Copy the following items line for line, with no changes.

#### [Provided material]
====
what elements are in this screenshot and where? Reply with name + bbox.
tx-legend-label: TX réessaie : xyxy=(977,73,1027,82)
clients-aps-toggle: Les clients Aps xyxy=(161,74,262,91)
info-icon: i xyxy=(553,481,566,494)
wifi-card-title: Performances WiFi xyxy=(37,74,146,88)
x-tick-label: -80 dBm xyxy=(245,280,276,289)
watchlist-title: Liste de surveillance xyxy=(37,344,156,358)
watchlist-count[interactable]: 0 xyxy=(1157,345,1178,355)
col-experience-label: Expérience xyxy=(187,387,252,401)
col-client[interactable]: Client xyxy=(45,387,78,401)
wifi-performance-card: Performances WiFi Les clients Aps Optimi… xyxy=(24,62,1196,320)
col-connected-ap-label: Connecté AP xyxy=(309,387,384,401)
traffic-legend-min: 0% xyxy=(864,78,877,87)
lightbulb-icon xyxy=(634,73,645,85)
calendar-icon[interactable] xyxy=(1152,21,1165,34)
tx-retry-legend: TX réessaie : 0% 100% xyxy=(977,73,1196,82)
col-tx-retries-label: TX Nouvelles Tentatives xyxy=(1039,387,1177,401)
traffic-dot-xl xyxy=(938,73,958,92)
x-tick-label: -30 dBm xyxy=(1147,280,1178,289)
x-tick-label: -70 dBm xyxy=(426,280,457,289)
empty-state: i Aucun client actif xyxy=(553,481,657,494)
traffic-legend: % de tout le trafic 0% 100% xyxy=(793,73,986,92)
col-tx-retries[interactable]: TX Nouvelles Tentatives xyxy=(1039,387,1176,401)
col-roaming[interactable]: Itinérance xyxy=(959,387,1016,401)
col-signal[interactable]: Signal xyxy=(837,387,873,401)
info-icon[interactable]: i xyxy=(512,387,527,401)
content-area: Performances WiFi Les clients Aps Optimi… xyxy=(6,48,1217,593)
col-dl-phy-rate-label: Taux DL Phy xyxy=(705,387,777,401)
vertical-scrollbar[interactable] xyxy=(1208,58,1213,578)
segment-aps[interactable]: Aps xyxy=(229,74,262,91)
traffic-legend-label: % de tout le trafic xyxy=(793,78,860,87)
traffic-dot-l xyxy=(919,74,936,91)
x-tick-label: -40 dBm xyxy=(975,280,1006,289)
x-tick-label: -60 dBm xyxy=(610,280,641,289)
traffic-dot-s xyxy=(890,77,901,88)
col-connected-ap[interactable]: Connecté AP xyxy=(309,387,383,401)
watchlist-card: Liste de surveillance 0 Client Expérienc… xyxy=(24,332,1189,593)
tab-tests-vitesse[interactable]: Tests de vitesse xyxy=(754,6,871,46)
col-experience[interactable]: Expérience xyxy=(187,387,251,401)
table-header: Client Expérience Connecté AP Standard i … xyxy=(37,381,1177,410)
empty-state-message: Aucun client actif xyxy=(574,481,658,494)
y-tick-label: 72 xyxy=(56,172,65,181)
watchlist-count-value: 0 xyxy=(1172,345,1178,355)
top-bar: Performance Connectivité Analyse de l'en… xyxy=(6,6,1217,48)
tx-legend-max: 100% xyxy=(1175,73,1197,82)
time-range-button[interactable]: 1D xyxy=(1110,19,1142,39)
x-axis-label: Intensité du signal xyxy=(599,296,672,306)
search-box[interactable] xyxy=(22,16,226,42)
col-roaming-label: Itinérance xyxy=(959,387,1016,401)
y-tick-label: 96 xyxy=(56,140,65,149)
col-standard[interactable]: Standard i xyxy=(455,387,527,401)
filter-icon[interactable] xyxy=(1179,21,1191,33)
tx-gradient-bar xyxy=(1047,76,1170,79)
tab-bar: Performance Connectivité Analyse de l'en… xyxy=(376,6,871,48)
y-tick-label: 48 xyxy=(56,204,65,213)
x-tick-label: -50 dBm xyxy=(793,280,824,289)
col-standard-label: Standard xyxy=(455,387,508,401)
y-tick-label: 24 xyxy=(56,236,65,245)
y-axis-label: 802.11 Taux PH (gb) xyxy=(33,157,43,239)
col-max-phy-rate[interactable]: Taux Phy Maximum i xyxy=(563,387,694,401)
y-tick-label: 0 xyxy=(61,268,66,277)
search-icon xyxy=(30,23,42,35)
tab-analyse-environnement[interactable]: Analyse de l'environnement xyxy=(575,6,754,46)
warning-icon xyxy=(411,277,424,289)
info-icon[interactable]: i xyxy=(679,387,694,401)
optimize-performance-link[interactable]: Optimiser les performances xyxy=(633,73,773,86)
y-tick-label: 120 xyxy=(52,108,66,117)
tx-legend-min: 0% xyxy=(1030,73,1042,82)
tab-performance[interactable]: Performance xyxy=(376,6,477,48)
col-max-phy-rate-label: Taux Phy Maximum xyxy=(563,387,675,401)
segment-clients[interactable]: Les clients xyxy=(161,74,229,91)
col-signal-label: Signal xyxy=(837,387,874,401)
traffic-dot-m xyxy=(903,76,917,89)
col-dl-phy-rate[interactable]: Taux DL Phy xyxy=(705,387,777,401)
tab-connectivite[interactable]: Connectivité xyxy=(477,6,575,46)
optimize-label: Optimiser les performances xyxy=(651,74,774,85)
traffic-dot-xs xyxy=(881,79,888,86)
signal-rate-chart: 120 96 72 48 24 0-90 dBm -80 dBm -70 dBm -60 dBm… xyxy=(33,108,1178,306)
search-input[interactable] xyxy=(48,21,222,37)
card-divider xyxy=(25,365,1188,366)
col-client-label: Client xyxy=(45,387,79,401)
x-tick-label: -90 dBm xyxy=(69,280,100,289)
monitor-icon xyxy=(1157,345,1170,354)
====
#### [Full solution]
what elements are in this screenshot and where? Reply with name + bbox.
tx-legend-label: TX réessaie : xyxy=(977,73,1027,82)
clients-aps-toggle: Les clients Aps xyxy=(161,74,262,91)
info-icon: i xyxy=(553,481,566,494)
wifi-card-title: Performances WiFi xyxy=(37,74,146,88)
x-tick-label: -80 dBm xyxy=(245,280,276,289)
watchlist-title: Liste de surveillance xyxy=(37,344,156,358)
watchlist-count[interactable]: 0 xyxy=(1157,345,1178,355)
col-experience-label: Expérience xyxy=(187,387,252,401)
col-client[interactable]: Client xyxy=(45,387,78,401)
wifi-performance-card: Performances WiFi Les clients Aps Optimi… xyxy=(24,62,1196,320)
col-connected-ap-label: Connecté AP xyxy=(309,387,384,401)
traffic-legend-min: 0% xyxy=(864,78,877,87)
lightbulb-icon xyxy=(634,73,645,85)
calendar-icon[interactable] xyxy=(1152,21,1165,34)
tx-retry-legend: TX réessaie : 0% 100% xyxy=(977,73,1196,82)
col-tx-retries-label: TX Nouvelles Tentatives xyxy=(1039,387,1177,401)
traffic-dot-xl xyxy=(938,73,958,92)
x-tick-label: -30 dBm xyxy=(1147,280,1178,289)
x-tick-label: -70 dBm xyxy=(426,280,457,289)
empty-state: i Aucun client actif xyxy=(553,481,657,494)
traffic-legend: % de tout le trafic 0% 100% xyxy=(793,73,986,92)
col-tx-retries[interactable]: TX Nouvelles Tentatives xyxy=(1039,387,1176,401)
col-roaming[interactable]: Itinérance xyxy=(959,387,1016,401)
col-signal[interactable]: Signal xyxy=(837,387,873,401)
info-icon[interactable]: i xyxy=(512,387,527,401)
content-area: Performances WiFi Les clients Aps Optimi… xyxy=(6,48,1217,593)
col-dl-phy-rate-label: Taux DL Phy xyxy=(705,387,777,401)
vertical-scrollbar[interactable] xyxy=(1208,58,1213,578)
segment-aps[interactable]: Aps xyxy=(229,74,262,91)
traffic-legend-label: % de tout le trafic xyxy=(793,78,860,87)
traffic-dot-l xyxy=(919,74,936,91)
x-tick-label: -40 dBm xyxy=(975,280,1006,289)
x-tick-label: -60 dBm xyxy=(610,280,641,289)
traffic-dot-s xyxy=(890,77,901,88)
col-connected-ap[interactable]: Connecté AP xyxy=(309,387,383,401)
watchlist-card: Liste de surveillance 0 Client Expérienc… xyxy=(24,332,1189,593)
tab-tests-vitesse[interactable]: Tests de vitesse xyxy=(754,6,871,46)
col-experience[interactable]: Expérience xyxy=(187,387,251,401)
table-header: Client Expérience Connecté AP Standard i … xyxy=(37,381,1177,410)
empty-state-message: Aucun client actif xyxy=(574,481,658,494)
y-tick-label: 72 xyxy=(56,172,65,181)
watchlist-count-value: 0 xyxy=(1172,345,1178,355)
top-bar: Performance Connectivité Analyse de l'en… xyxy=(6,6,1217,48)
tx-legend-max: 100% xyxy=(1175,73,1197,82)
time-range-button[interactable]: 1D xyxy=(1110,19,1142,39)
x-axis-label: Intensité du signal xyxy=(599,296,672,306)
search-box[interactable] xyxy=(22,16,226,42)
col-roaming-label: Itinérance xyxy=(959,387,1016,401)
y-tick-label: 96 xyxy=(56,140,65,149)
col-standard[interactable]: Standard i xyxy=(455,387,527,401)
filter-icon[interactable] xyxy=(1179,21,1191,33)
tx-gradient-bar xyxy=(1047,76,1170,79)
tab-bar: Performance Connectivité Analyse de l'en… xyxy=(376,6,871,48)
y-tick-label: 48 xyxy=(56,204,65,213)
x-tick-label: -50 dBm xyxy=(793,280,824,289)
col-standard-label: Standard xyxy=(455,387,508,401)
y-tick-label: 24 xyxy=(56,236,65,245)
y-axis-label: 802.11 Taux PH (gb) xyxy=(33,157,43,239)
col-max-phy-rate[interactable]: Taux Phy Maximum i xyxy=(563,387,694,401)
y-tick-label: 0 xyxy=(61,268,66,277)
search-icon xyxy=(30,23,42,35)
tab-analyse-environnement[interactable]: Analyse de l'environnement xyxy=(575,6,754,46)
warning-icon xyxy=(411,277,424,289)
info-icon[interactable]: i xyxy=(679,387,694,401)
optimize-performance-link[interactable]: Optimiser les performances xyxy=(633,73,773,86)
y-tick-label: 120 xyxy=(52,108,66,117)
tx-legend-min: 0% xyxy=(1030,73,1042,82)
tab-performance[interactable]: Performance xyxy=(376,6,477,48)
col-max-phy-rate-label: Taux Phy Maximum xyxy=(563,387,675,401)
segment-clients[interactable]: Les clients xyxy=(161,74,229,91)
col-signal-label: Signal xyxy=(837,387,874,401)
traffic-dot-m xyxy=(903,76,917,89)
col-dl-phy-rate[interactable]: Taux DL Phy xyxy=(705,387,777,401)
tab-connectivite[interactable]: Connectivité xyxy=(477,6,575,46)
optimize-label: Optimiser les performances xyxy=(651,74,774,85)
traffic-dot-xs xyxy=(881,79,888,86)
signal-rate-chart: 120 96 72 48 24 0-90 dBm -80 dBm -70 dBm -60 dBm… xyxy=(33,108,1178,306)
search-input[interactable] xyxy=(48,21,222,37)
card-divider xyxy=(25,365,1188,366)
col-client-label: Client xyxy=(45,387,79,401)
x-tick-label: -90 dBm xyxy=(69,280,100,289)
monitor-icon xyxy=(1157,345,1170,354)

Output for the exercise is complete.